• _EXERCISE INPUT_
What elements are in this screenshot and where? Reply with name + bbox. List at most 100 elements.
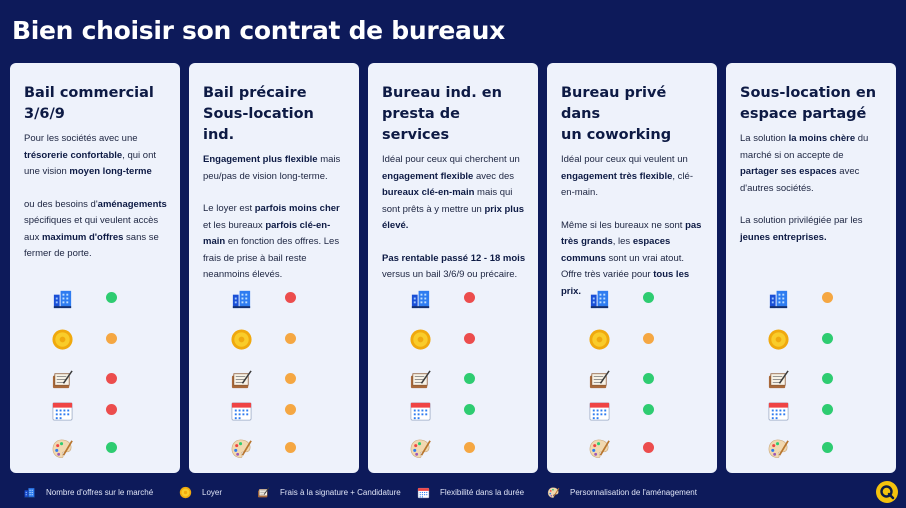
rating-row (408, 327, 478, 351)
palette-icon (50, 436, 74, 460)
rating-dot-green (822, 373, 833, 384)
card-description: Idéal pour ceux qui veulent un engagemen… (561, 152, 705, 300)
building-icon (229, 286, 253, 310)
coin-icon (766, 327, 790, 351)
rating-dot-orange (285, 333, 296, 344)
rating-dot-green (822, 442, 833, 453)
contract-card: Sous-location en espace partagé La soluti… (726, 63, 896, 473)
rating-dot-red (106, 373, 117, 384)
brand-logo (876, 481, 898, 503)
rating-dot-orange (464, 442, 475, 453)
rating-row (408, 367, 478, 391)
body-text: La solution privilégiée par les (740, 215, 863, 226)
coin-icon (50, 327, 74, 351)
rating-dot-red (285, 292, 296, 303)
rating-dot-red (464, 292, 475, 303)
legend-item: Loyer (178, 485, 222, 499)
rating-row (408, 286, 478, 310)
rating-row (50, 327, 120, 351)
rating-row (766, 398, 836, 422)
body-text: versus un bail 3/6/9 ou précaire. (382, 269, 518, 280)
legend-label: Loyer (202, 487, 223, 497)
rating-dot-green (643, 404, 654, 415)
highlight-text: engagement flexible (382, 170, 474, 182)
building-icon (587, 286, 611, 310)
rating-dot-green (643, 292, 654, 303)
rating-row (766, 286, 836, 310)
card-title: Bureau ind. en presta de services (382, 85, 502, 143)
body-text: et les bureaux (203, 219, 266, 231)
highlight-text: trésorerie confortable (24, 149, 123, 161)
coin-icon (408, 327, 432, 351)
rating-row (766, 327, 836, 351)
rating-dot-green (106, 292, 117, 303)
contract-card: Bureau ind. en presta de services Idéal p… (368, 63, 538, 473)
body-text: avec d'autres sociétés. (740, 166, 860, 194)
highlight-text: pas très grands (561, 219, 702, 248)
contract-card: Bail commercial 3/6/9 Pour les sociétés a… (10, 63, 180, 473)
rating-dot-orange (285, 373, 296, 384)
contract-icon (766, 367, 790, 391)
rating-dot-orange (106, 333, 117, 344)
rating-dot-green (106, 442, 117, 453)
highlight-text: tous les prix. (561, 269, 690, 297)
contract-icon (229, 367, 253, 391)
body-text: Idéal pour ceux qui cherchent un (382, 154, 520, 165)
rating-row (587, 327, 657, 351)
building-icon (50, 286, 74, 310)
rating-dot-orange (285, 404, 296, 415)
card-title: Bail commercial 3/6/9 (24, 85, 154, 122)
body-text: Même si les bureaux ne sont (561, 219, 686, 231)
contract-icon (256, 485, 270, 499)
rating-dot-orange (643, 333, 654, 344)
highlight-text: engagement très flexible (561, 170, 673, 182)
card-paragraph: Pour les sociétés avec une trésorerie co… (24, 131, 168, 181)
calendar-icon (229, 398, 253, 422)
calendar-icon (416, 485, 430, 499)
rating-row (587, 398, 657, 422)
rating-dot-green (822, 404, 833, 415)
legend-label: Nombre d'offres sur le marché (46, 487, 154, 497)
card-paragraph: Le loyer est parfois moins cher et les b… (203, 201, 347, 284)
page-title: Bien choisir son contrat de bureaux (12, 16, 505, 45)
calendar-icon (408, 398, 432, 422)
card-paragraph: La solution privilégiée par les jeunes e… (740, 213, 884, 246)
body-text: mais qui sont prêts à y mettre un (382, 187, 513, 215)
highlight-text: parfois clé-en-main (203, 219, 331, 248)
card-paragraph: ou des besoins d'aménagements spécifique… (24, 197, 168, 263)
card-title: Bail précaire Sous-location ind. (203, 85, 314, 143)
rating-dot-green (464, 373, 475, 384)
rating-dot-red (643, 442, 654, 453)
rating-row (766, 367, 836, 391)
legend: Nombre d'offres sur le marché Loyer Frai… (0, 481, 906, 505)
card-description: Pour les sociétés avec une trésorerie co… (24, 131, 168, 263)
highlight-text: espaces communs (561, 236, 671, 264)
cards-container: Bail commercial 3/6/9 Pour les sociétés a… (10, 63, 896, 473)
card-description: Idéal pour ceux qui cherchent un engagem… (382, 152, 526, 284)
building-icon (22, 485, 36, 499)
card-title: Sous-location en espace partagé (740, 85, 877, 122)
highlight-text: bureaux clé-en-main (382, 187, 475, 198)
body-text: , clé-en-main. (561, 170, 693, 199)
contract-icon (408, 367, 432, 391)
highlight-text: parfois moins cher (254, 203, 340, 214)
highlight-text: la moins chère (788, 133, 856, 144)
legend-label: Frais à la signature + Candidature (280, 487, 401, 497)
highlight-text: maximum d'offres (41, 231, 124, 243)
card-paragraph: Idéal pour ceux qui veulent un engagemen… (561, 152, 705, 202)
building-icon (408, 286, 432, 310)
palette-icon (766, 436, 790, 460)
body-text: sans se fermer de porte. (24, 231, 159, 260)
highlight-text: aménagements (97, 198, 167, 210)
card-paragraph: Même si les bureaux ne sont pas très gra… (561, 218, 705, 301)
body-text: Pour les sociétés avec une (24, 133, 138, 144)
contract-icon (50, 367, 74, 391)
highlight-text: moyen long-terme (69, 166, 152, 177)
rating-row (766, 436, 836, 460)
rating-row (50, 367, 120, 391)
coin-icon (587, 327, 611, 351)
palette-icon (229, 436, 253, 460)
body-text: du marché si on accepte de (740, 133, 869, 161)
rating-row (587, 367, 657, 391)
legend-item: Frais à la signature + Candidature (256, 485, 401, 499)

• _AIM_
Please render every line of the material above as a Markdown table with two columns, Row and Text, numbering each row and omitting blank lines. Keep the pictures out of your answer.

• _SOLUTION FOR THIS TASK_
| Row | Text |
|---|---|
| 1 | What elements are in this screenshot and where? Reply with name + bbox. List at most 100 elements. |
| 2 | rating-row (408, 327, 478, 351) |
| 3 | palette-icon (50, 436, 74, 460) |
| 4 | rating-dot-green (822, 373, 833, 384) |
| 5 | card-description: Idéal pour ceux qui veulent un engagemen… (561, 152, 705, 300) |
| 6 | building-icon (229, 286, 253, 310) |
| 7 | coin-icon (766, 327, 790, 351) |
| 8 | rating-dot-orange (285, 333, 296, 344) |
| 9 | rating-dot-green (822, 442, 833, 453) |
| 10 | contract-card: Sous-location en espace partagé La soluti… (726, 63, 896, 473) |
| 11 | rating-dot-red (106, 373, 117, 384) |
| 12 | brand-logo (876, 481, 898, 503) |
| 13 | rating-dot-orange (464, 442, 475, 453) |
| 14 | rating-row (408, 367, 478, 391) |
| 15 | body-text: La solution privilégiée par les (740, 215, 863, 226) |
| 16 | coin-icon (50, 327, 74, 351) |
| 17 | rating-dot-red (285, 292, 296, 303) |
| 18 | rating-dot-red (464, 292, 475, 303) |
| 19 | legend-item: Loyer (178, 485, 222, 499) |
| 20 | rating-row (408, 286, 478, 310) |
| 21 | rating-row (50, 327, 120, 351) |
| 22 | rating-row (766, 398, 836, 422) |
| 23 | body-text: versus un bail 3/6/9 ou précaire. (382, 269, 518, 280) |
| 24 | legend-label: Loyer (202, 487, 223, 497) |
| 25 | rating-dot-green (643, 404, 654, 415) |
| 26 | highlight-text: engagement flexible (382, 170, 474, 182) |
| 27 | building-icon (587, 286, 611, 310) |
| 28 | rating-dot-green (643, 292, 654, 303) |
| 29 | rating-row (766, 286, 836, 310) |
| 30 | card-title: Bureau ind. en presta de services (382, 85, 502, 143) |
| 31 | body-text: et les bureaux (203, 219, 266, 231) |
| 32 | highlight-text: trésorerie confortable (24, 149, 123, 161) |
| 33 | coin-icon (408, 327, 432, 351) |
| 34 | rating-row (766, 327, 836, 351) |
| 35 | rating-dot-green (106, 292, 117, 303) |
| 36 | contract-card: Bureau ind. en presta de services Idéal p… (368, 63, 538, 473) |
| 37 | body-text: avec d'autres sociétés. (740, 166, 860, 194) |
| 38 | highlight-text: pas très grands (561, 219, 702, 248) |
| 39 | contract-card: Bail commercial 3/6/9 Pour les sociétés a… (10, 63, 180, 473) |
| 40 | rating-dot-orange (285, 373, 296, 384) |
| 41 | contract-icon (766, 367, 790, 391) |
| 42 | rating-dot-orange (106, 333, 117, 344) |
| 43 | rating-dot-green (106, 442, 117, 453) |
| 44 | highlight-text: tous les prix. (561, 269, 690, 297) |
| 45 | contract-icon (229, 367, 253, 391) |
| 46 | body-text: Idéal pour ceux qui cherchent un (382, 154, 520, 165) |
| 47 | rating-row (587, 327, 657, 351) |
| 48 | building-icon (50, 286, 74, 310) |
| 49 | rating-dot-orange (285, 404, 296, 415) |
| 50 | card-title: Bail commercial 3/6/9 (24, 85, 154, 122) |
| 51 | body-text: Même si les bureaux ne sont (561, 219, 686, 231) |
| 52 | contract-icon (256, 485, 270, 499) |
| 53 | rating-dot-orange (643, 333, 654, 344) |
| 54 | highlight-text: engagement très flexible (561, 170, 673, 182) |
| 55 | card-paragraph: Pour les sociétés avec une trésorerie co… (24, 131, 168, 181) |
| 56 | calendar-icon (229, 398, 253, 422) |
| 57 | calendar-icon (416, 485, 430, 499) |
| 58 | rating-row (587, 398, 657, 422) |
| 59 | rating-dot-green (822, 404, 833, 415) |
| 60 | legend-label: Nombre d'offres sur le marché (46, 487, 154, 497) |
| 61 | card-paragraph: Le loyer est parfois moins cher et les b… (203, 201, 347, 284) |
| 62 | page-title: Bien choisir son contrat de bureaux (12, 16, 505, 45) |
| 63 | calendar-icon (408, 398, 432, 422) |
| 64 | card-paragraph: La solution privilégiée par les jeunes e… (740, 213, 884, 246) |
| 65 | body-text: mais qui sont prêts à y mettre un (382, 187, 513, 215) |
| 66 | highlight-text: parfois clé-en-main (203, 219, 331, 248) |
| 67 | card-paragraph: ou des besoins d'aménagements spécifique… (24, 197, 168, 263) |
| 68 | card-title: Bail précaire Sous-location ind. (203, 85, 314, 143) |
| 69 | rating-dot-green (464, 373, 475, 384) |
| 70 | rating-dot-red (643, 442, 654, 453) |
| 71 | rating-row (766, 367, 836, 391) |
| 72 | legend: Nombre d'offres sur le marché Loyer Frai… (0, 481, 906, 505) |
| 73 | card-description: Pour les sociétés avec une trésorerie co… (24, 131, 168, 263) |
| 74 | highlight-text: espaces communs (561, 236, 671, 264) |
| 75 | cards-container: Bail commercial 3/6/9 Pour les sociétés a… (10, 63, 896, 473) |
| 76 | card-description: Idéal pour ceux qui cherchent un engagem… (382, 152, 526, 284) |
| 77 | building-icon (22, 485, 36, 499) |
| 78 | card-title: Sous-location en espace partagé (740, 85, 877, 122) |
| 79 | highlight-text: bureaux clé-en-main (382, 187, 475, 198) |
| 80 | body-text: , clé-en-main. (561, 170, 693, 199) |
| 81 | contract-icon (408, 367, 432, 391) |
| 82 | highlight-text: parfois moins cher (254, 203, 340, 214) |
| 83 | highlight-text: la moins chère (788, 133, 856, 144) |
| 84 | legend-label: Frais à la signature + Candidature (280, 487, 401, 497) |
| 85 | highlight-text: maximum d'offres (41, 231, 124, 243) |
| 86 | card-paragraph: Idéal pour ceux qui veulent un engagemen… (561, 152, 705, 202) |
| 87 | building-icon (408, 286, 432, 310) |
| 88 | palette-icon (766, 436, 790, 460) |
| 89 | body-text: sans se fermer de porte. (24, 231, 159, 260) |
| 90 | highlight-text: aménagements (97, 198, 167, 210) |
| 91 | card-paragraph: Même si les bureaux ne sont pas très gra… (561, 218, 705, 301) |
| 92 | body-text: Pour les sociétés avec une (24, 133, 138, 144) |
| 93 | contract-icon (50, 367, 74, 391) |
| 94 | highlight-text: moyen long-terme (69, 166, 152, 177) |
| 95 | rating-row (766, 436, 836, 460) |
| 96 | rating-row (50, 367, 120, 391) |
| 97 | coin-icon (587, 327, 611, 351) |
| 98 | palette-icon (229, 436, 253, 460) |
| 99 | body-text: du marché si on accepte de (740, 133, 869, 161) |
| 100 | rating-row (587, 367, 657, 391) |
| 101 | legend-item: Frais à la signature + Candidature (256, 485, 401, 499) |